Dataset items
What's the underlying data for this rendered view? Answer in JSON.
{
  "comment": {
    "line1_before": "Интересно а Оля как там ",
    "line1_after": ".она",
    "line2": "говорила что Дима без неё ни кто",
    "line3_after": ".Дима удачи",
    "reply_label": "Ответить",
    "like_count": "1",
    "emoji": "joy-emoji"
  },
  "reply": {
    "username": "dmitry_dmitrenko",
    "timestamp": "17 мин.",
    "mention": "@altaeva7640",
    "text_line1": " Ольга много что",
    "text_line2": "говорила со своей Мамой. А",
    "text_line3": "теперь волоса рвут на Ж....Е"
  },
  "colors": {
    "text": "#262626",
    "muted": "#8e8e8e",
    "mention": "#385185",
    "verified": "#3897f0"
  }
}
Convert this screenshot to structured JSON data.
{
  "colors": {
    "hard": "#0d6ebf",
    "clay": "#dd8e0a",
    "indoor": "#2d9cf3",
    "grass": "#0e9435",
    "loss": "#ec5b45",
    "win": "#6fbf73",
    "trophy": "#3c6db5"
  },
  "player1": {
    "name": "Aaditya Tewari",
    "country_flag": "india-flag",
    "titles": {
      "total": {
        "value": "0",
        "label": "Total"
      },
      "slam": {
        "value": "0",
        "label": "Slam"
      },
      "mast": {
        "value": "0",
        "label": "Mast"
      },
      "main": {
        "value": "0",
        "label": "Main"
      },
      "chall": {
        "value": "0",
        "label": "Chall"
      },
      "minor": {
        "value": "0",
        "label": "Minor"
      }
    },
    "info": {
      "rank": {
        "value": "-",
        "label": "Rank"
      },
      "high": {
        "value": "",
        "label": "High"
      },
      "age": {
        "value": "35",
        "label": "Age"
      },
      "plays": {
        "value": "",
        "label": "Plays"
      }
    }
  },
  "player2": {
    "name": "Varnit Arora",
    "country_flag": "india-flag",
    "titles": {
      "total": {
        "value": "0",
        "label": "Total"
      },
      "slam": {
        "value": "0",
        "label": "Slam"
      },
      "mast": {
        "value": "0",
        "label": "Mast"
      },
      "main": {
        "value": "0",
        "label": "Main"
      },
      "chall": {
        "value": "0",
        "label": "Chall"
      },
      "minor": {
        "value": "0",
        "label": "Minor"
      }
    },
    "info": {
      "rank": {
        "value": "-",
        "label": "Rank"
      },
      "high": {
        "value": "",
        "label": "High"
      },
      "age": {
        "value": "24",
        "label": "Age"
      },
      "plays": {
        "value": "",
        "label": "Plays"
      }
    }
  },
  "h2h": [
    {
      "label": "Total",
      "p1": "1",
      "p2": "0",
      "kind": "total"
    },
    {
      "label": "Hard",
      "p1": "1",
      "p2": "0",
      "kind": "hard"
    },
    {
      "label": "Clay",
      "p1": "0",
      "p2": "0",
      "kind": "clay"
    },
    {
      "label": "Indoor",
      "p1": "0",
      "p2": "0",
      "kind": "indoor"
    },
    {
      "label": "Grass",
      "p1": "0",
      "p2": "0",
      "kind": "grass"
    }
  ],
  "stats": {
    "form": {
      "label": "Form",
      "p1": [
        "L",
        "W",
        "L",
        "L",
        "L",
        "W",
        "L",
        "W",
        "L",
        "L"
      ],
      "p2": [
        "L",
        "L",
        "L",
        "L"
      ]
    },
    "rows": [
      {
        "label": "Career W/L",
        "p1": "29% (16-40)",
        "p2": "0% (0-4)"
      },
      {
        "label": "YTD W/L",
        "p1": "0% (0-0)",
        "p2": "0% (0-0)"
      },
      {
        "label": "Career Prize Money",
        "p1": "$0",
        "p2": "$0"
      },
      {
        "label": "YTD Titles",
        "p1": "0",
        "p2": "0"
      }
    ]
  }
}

#### Task objective:
Write out every entry again exactly, please, with nothing missing.

#### Exercise result:
What's the underlying data for this rendered view? Answer in JSON.
{
  "comment": {
    "line1_before": "Интересно а Оля как там ",
    "line1_after": ".она",
    "line2": "говорила что Дима без неё ни кто",
    "line3_after": ".Дима удачи",
    "reply_label": "Ответить",
    "like_count": "1",
    "emoji": "joy-emoji"
  },
  "reply": {
    "username": "dmitry_dmitrenko",
    "timestamp": "17 мин.",
    "mention": "@altaeva7640",
    "text_line1": " Ольга много что",
    "text_line2": "говорила со своей Мамой. А",
    "text_line3": "теперь волоса рвут на Ж....Е"
  },
  "colors": {
    "text": "#262626",
    "muted": "#8e8e8e",
    "mention": "#385185",
    "verified": "#3897f0"
  }
}
Convert this screenshot to structured JSON data.
{
  "colors": {
    "hard": "#0d6ebf",
    "clay": "#dd8e0a",
    "indoor": "#2d9cf3",
    "grass": "#0e9435",
    "loss": "#ec5b45",
    "win": "#6fbf73",
    "trophy": "#3c6db5"
  },
  "player1": {
    "name": "Aaditya Tewari",
    "country_flag": "india-flag",
    "titles": {
      "total": {
        "value": "0",
        "label": "Total"
      },
      "slam": {
        "value": "0",
        "label": "Slam"
      },
      "mast": {
        "value": "0",
        "label": "Mast"
      },
      "main": {
        "value": "0",
        "label": "Main"
      },
      "chall": {
        "value": "0",
        "label": "Chall"
      },
      "minor": {
        "value": "0",
        "label": "Minor"
      }
    },
    "info": {
      "rank": {
        "value": "-",
        "label": "Rank"
      },
      "high": {
        "value": "",
        "label": "High"
      },
      "age": {
        "value": "35",
        "label": "Age"
      },
      "plays": {
        "value": "",
        "label": "Plays"
      }
    }
  },
  "player2": {
    "name": "Varnit Arora",
    "country_flag": "india-flag",
    "titles": {
      "total": {
        "value": "0",
        "label": "Total"
      },
      "slam": {
        "value": "0",
        "label": "Slam"
      },
      "mast": {
        "value": "0",
        "label": "Mast"
      },
      "main": {
        "value": "0",
        "label": "Main"
      },
      "chall": {
        "value": "0",
        "label": "Chall"
      },
      "minor": {
        "value": "0",
        "label": "Minor"
      }
    },
    "info": {
      "rank": {
        "value": "-",
        "label": "Rank"
      },
      "high": {
        "value": "",
        "label": "High"
      },
      "age": {
        "value": "24",
        "label": "Age"
      },
      "plays": {
        "value": "",
        "label": "Plays"
      }
    }
  },
  "h2h": [
    {
      "label": "Total",
      "p1": "1",
      "p2": "0",
      "kind": "total"
    },
    {
      "label": "Hard",
      "p1": "1",
      "p2": "0",
      "kind": "hard"
    },
    {
      "label": "Clay",
      "p1": "0",
      "p2": "0",
      "kind": "clay"
    },
    {
      "label": "Indoor",
      "p1": "0",
      "p2": "0",
      "kind": "indoor"
    },
    {
      "label": "Grass",
      "p1": "0",
      "p2": "0",
      "kind": "grass"
    }
  ],
  "stats": {
    "form": {
      "label": "Form",
      "p1": [
        "L",
        "W",
        "L",
        "L",
        "L",
        "W",
        "L",
        "W",
        "L",
        "L"
      ],
      "p2": [
        "L",
        "L",
        "L",
        "L"
      ]
    },
    "rows": [
      {
        "label": "Career W/L",
        "p1": "29% (16-40)",
        "p2": "0% (0-4)"
      },
      {
        "label": "YTD W/L",
        "p1": "0% (0-0)",
        "p2": "0% (0-0)"
      },
      {
        "label": "Career Prize Money",
        "p1": "$0",
        "p2": "$0"
      },
      {
        "label": "YTD Titles",
        "p1": "0",
        "p2": "0"
      }
    ]
  }
}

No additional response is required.